§ **Selected passage**:
----
Spend your lunch hour hearing from Baltimore-based multimedia artist Zoë Charlton as she discusses her recent residency at the Morgan Conservatory in Cleveland during Lunch on Fridays from 12:15 to 1:30pm Friday, October 25 in CIA's Peter B. Lewis Theater.
This edition of Lunch on Friday's is held in partnership with the Morgan Conservatory and ATNSC: Center for Healing & Creative Leadership.
Charlton will present an overview of her work, artistic practice and participation in the Morgan Conservatory's Collaborative Residency for Artists and Apprentices, which introduces leading contemporary artists to the transformative medium of hand papermaking and creates a learning environment that establishes a new cohort of master papermakers from among the apprentice-artists who learn and work alongside the contemporary artists. The residency program is funded by the National Endowment for the Arts through a Grants for Arts Projects award.
This presentation will be followed by a panel discussion featuring Charlton; Nicole Donnelly, Morgan Conservatory executive director; and M. Carmen Lane, founder and director at ATNSC: Center for Healing and Creative Leadership. The panel will discuss the collaborative nature of Charlton's residency, which involved collaboration through papermaking and collaboration between arts organizations.
Zoë Charlton (Baltimore, MD) creates figure drawings, collages, installations, and animations that depict her subject’s relationship to culturally loaded objects and landscapes. Charlton received her MFA degree from the University of Texas at Austin and participated in residencies, including Artpace Residency (TX), McColl Center for Art + Innovation (NC), Ucross Foundation (WY), the Skowhegan School of Painting (ME), and the Patterson Residency at the Creative Alliance (MD). Her work has been included in national and international exhibitions including The Delaware Contemporary (DE), the Harvey B. Gantt Center (NC), Crystal Bridges Museum of American Art (AR), Studio Museum of Harlem (NY), Contemporary Art Museum (TX), the Zacheta National Gallery of Art (Poland), and Haas & Fischer Gallery (Switzerland). She is a recipient of a Pollock-Krasner grant (2012) and a Rubys grant (2014). Museum collections include The Phillips Collection (DC), Crystal Bridges Museum of American Art (AR), Birmingham Museum of Art (AL), and Studio Museum in Harlem (NY). Charlton is a Professor of Art at George Mason University, Fairfax, VA and is a board member at the Washington Project for the Arts (DC) and Threewalls (Chicago, IL).
----
§ **Data block**:
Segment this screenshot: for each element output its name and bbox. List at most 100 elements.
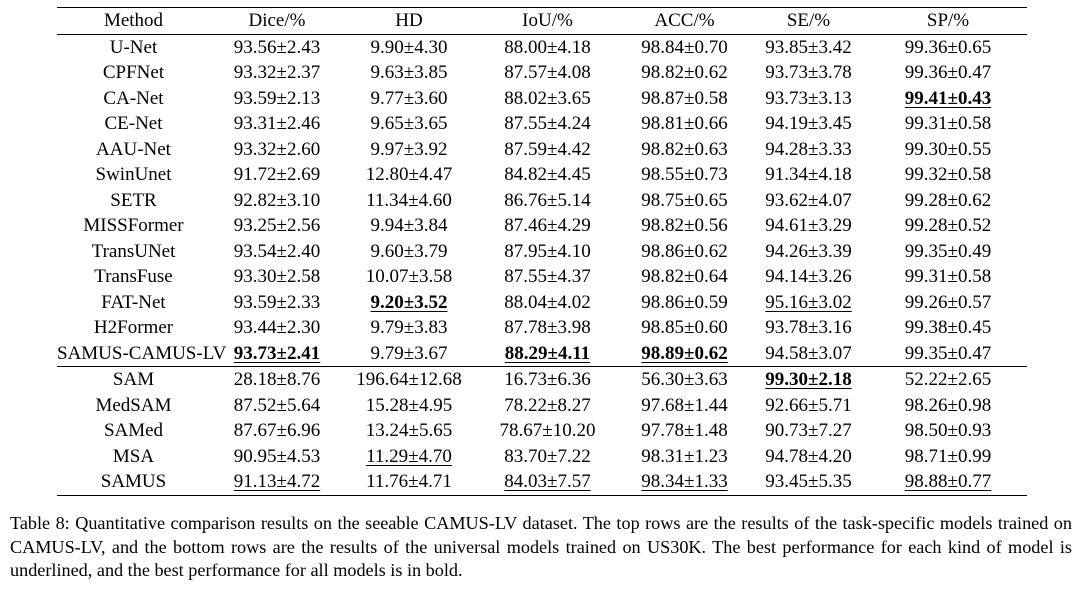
----
§ **To-do list**:
(A) Please translate this sentence from the announcement of Zoë Charlton's talk into Spanish: "The residency program is funded by the National Endowment for the Arts through a Grants for Arts Projects award."
(B) According to the announcement of Zoë Charlton's talk, at which university does she hold the position of Professor of Art?

§ **Responses in order**:
(A) El programa de residencias está financiado por el National Endowment for the Arts mediante una subvención Grants for Arts Projects.

(B) George Mason University in Fairfax, VA.